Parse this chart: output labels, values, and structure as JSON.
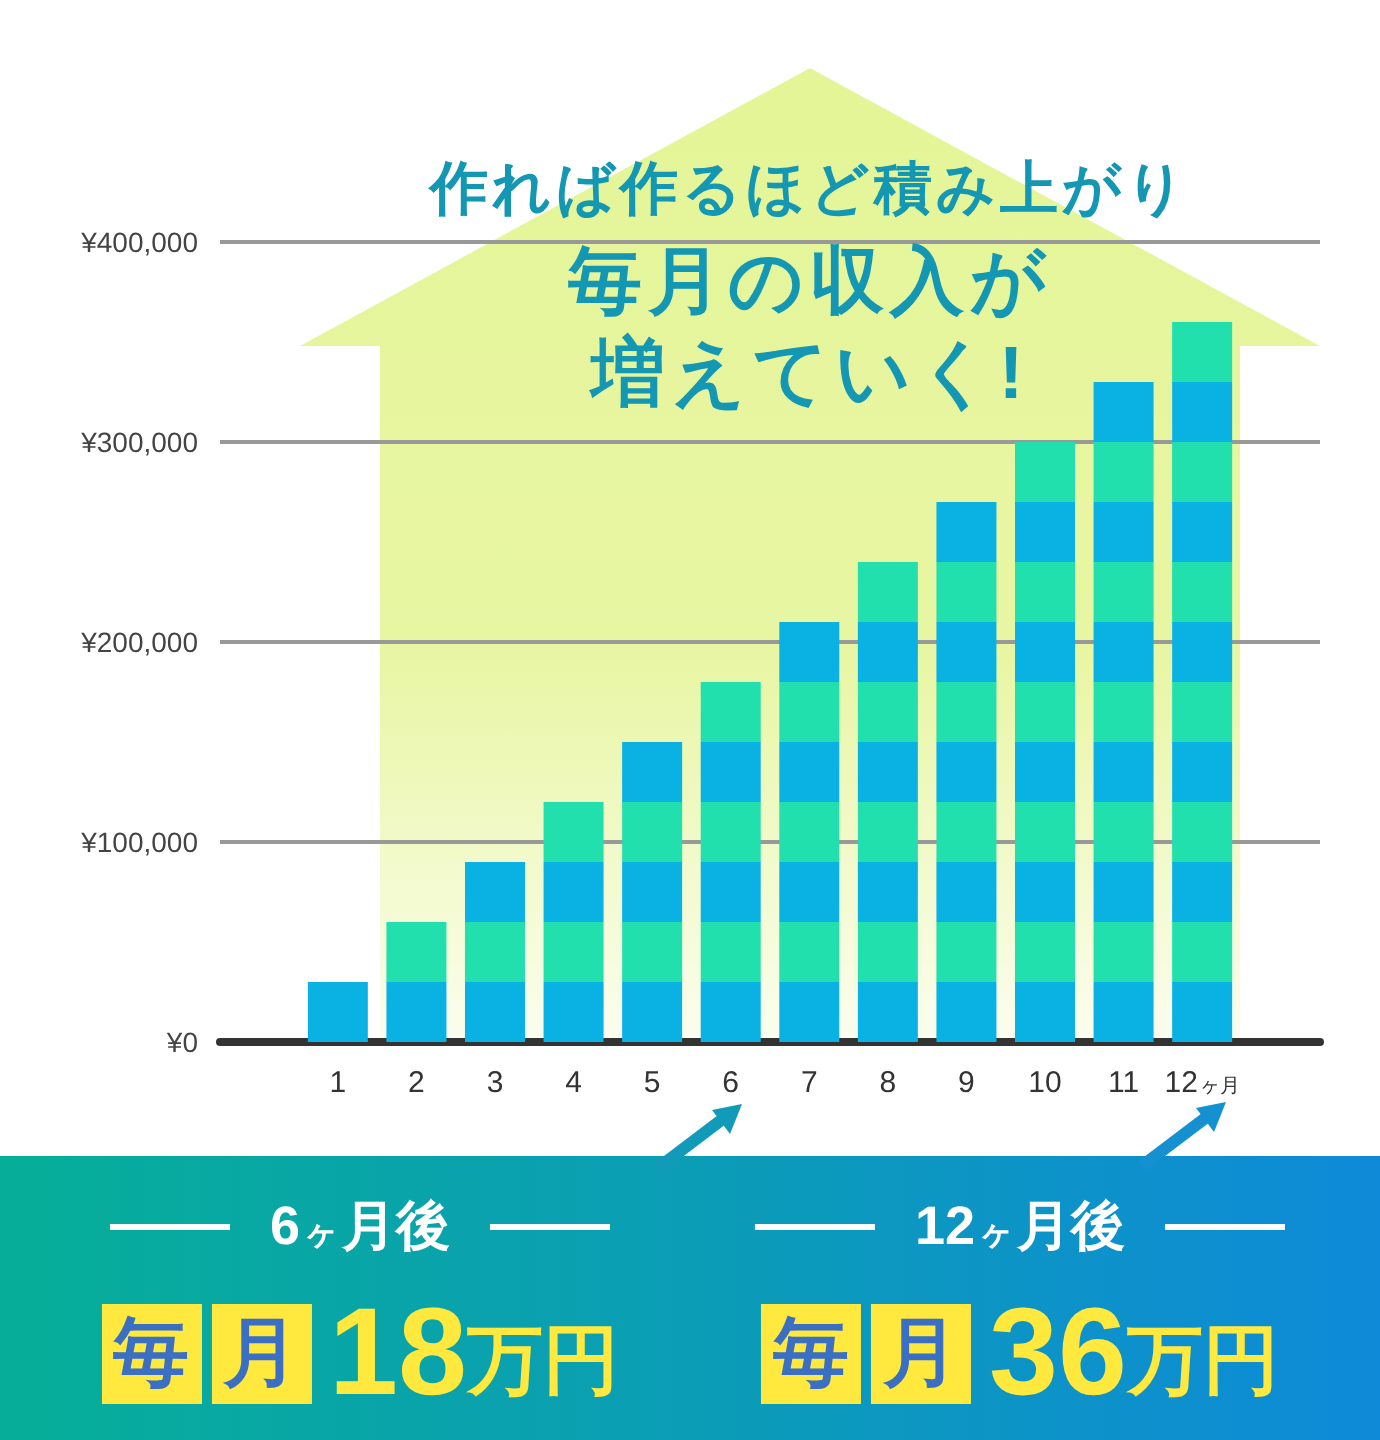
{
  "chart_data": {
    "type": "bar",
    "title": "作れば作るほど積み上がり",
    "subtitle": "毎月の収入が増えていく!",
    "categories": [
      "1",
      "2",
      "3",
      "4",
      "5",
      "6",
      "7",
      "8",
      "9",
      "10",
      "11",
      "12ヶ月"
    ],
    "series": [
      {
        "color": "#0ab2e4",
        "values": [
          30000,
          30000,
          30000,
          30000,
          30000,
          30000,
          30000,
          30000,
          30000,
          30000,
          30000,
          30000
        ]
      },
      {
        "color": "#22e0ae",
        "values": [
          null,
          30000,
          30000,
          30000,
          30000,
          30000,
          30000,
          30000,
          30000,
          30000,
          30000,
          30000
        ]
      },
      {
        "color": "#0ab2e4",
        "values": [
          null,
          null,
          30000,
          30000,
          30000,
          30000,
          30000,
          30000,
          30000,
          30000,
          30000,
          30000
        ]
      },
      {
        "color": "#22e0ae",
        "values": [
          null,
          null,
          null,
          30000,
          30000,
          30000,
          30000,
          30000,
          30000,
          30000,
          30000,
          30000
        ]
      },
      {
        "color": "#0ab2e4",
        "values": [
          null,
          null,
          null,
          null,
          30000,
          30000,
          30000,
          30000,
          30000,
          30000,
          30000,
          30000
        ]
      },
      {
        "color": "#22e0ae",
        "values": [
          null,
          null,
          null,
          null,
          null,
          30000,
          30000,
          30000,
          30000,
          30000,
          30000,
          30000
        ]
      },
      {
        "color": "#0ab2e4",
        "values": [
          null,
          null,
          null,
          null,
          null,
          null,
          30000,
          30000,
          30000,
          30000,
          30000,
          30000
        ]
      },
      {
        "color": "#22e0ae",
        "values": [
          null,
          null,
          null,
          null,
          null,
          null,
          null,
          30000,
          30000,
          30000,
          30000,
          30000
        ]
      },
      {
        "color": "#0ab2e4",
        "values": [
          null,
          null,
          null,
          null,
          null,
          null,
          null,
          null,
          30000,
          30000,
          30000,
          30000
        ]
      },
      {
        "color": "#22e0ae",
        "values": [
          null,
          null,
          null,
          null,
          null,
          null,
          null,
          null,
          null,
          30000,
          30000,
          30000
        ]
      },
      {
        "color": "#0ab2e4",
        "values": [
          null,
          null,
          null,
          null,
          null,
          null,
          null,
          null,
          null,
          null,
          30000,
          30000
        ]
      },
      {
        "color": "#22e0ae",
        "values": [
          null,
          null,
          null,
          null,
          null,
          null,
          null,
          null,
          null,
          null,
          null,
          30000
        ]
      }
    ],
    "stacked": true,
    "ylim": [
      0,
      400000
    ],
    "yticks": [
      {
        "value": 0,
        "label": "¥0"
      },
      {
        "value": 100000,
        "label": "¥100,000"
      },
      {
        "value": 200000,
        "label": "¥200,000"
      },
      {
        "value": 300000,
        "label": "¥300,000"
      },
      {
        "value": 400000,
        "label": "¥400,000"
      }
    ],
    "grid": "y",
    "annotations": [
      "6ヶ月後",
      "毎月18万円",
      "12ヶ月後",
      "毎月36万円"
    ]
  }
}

EXERCISE.
Copy out the listing exactly as it stands, but not the pictures.

SOLUTION FOR THIS TASK.
Parse this chart: output labels, values, and structure as JSON.
{
  "chart_data": {
    "type": "bar",
    "title": "作れば作るほど積み上がり",
    "subtitle": "毎月の収入が増えていく!",
    "categories": [
      "1",
      "2",
      "3",
      "4",
      "5",
      "6",
      "7",
      "8",
      "9",
      "10",
      "11",
      "12ヶ月"
    ],
    "series": [
      {
        "color": "#0ab2e4",
        "values": [
          30000,
          30000,
          30000,
          30000,
          30000,
          30000,
          30000,
          30000,
          30000,
          30000,
          30000,
          30000
        ]
      },
      {
        "color": "#22e0ae",
        "values": [
          null,
          30000,
          30000,
          30000,
          30000,
          30000,
          30000,
          30000,
          30000,
          30000,
          30000,
          30000
        ]
      },
      {
        "color": "#0ab2e4",
        "values": [
          null,
          null,
          30000,
          30000,
          30000,
          30000,
          30000,
          30000,
          30000,
          30000,
          30000,
          30000
        ]
      },
      {
        "color": "#22e0ae",
        "values": [
          null,
          null,
          null,
          30000,
          30000,
          30000,
          30000,
          30000,
          30000,
          30000,
          30000,
          30000
        ]
      },
      {
        "color": "#0ab2e4",
        "values": [
          null,
          null,
          null,
          null,
          30000,
          30000,
          30000,
          30000,
          30000,
          30000,
          30000,
          30000
        ]
      },
      {
        "color": "#22e0ae",
        "values": [
          null,
          null,
          null,
          null,
          null,
          30000,
          30000,
          30000,
          30000,
          30000,
          30000,
          30000
        ]
      },
      {
        "color": "#0ab2e4",
        "values": [
          null,
          null,
          null,
          null,
          null,
          null,
          30000,
          30000,
          30000,
          30000,
          30000,
          30000
        ]
      },
      {
        "color": "#22e0ae",
        "values": [
          null,
          null,
          null,
          null,
          null,
          null,
          null,
          30000,
          30000,
          30000,
          30000,
          30000
        ]
      },
      {
        "color": "#0ab2e4",
        "values": [
          null,
          null,
          null,
          null,
          null,
          null,
          null,
          null,
          30000,
          30000,
          30000,
          30000
        ]
      },
      {
        "color": "#22e0ae",
        "values": [
          null,
          null,
          null,
          null,
          null,
          null,
          null,
          null,
          null,
          30000,
          30000,
          30000
        ]
      },
      {
        "color": "#0ab2e4",
        "values": [
          null,
          null,
          null,
          null,
          null,
          null,
          null,
          null,
          null,
          null,
          30000,
          30000
        ]
      },
      {
        "color": "#22e0ae",
        "values": [
          null,
          null,
          null,
          null,
          null,
          null,
          null,
          null,
          null,
          null,
          null,
          30000
        ]
      }
    ],
    "stacked": true,
    "ylim": [
      0,
      400000
    ],
    "yticks": [
      {
        "value": 0,
        "label": "¥0"
      },
      {
        "value": 100000,
        "label": "¥100,000"
      },
      {
        "value": 200000,
        "label": "¥200,000"
      },
      {
        "value": 300000,
        "label": "¥300,000"
      },
      {
        "value": 400000,
        "label": "¥400,000"
      }
    ],
    "grid": "y",
    "annotations": [
      "6ヶ月後",
      "毎月18万円",
      "12ヶ月後",
      "毎月36万円"
    ]
  }
}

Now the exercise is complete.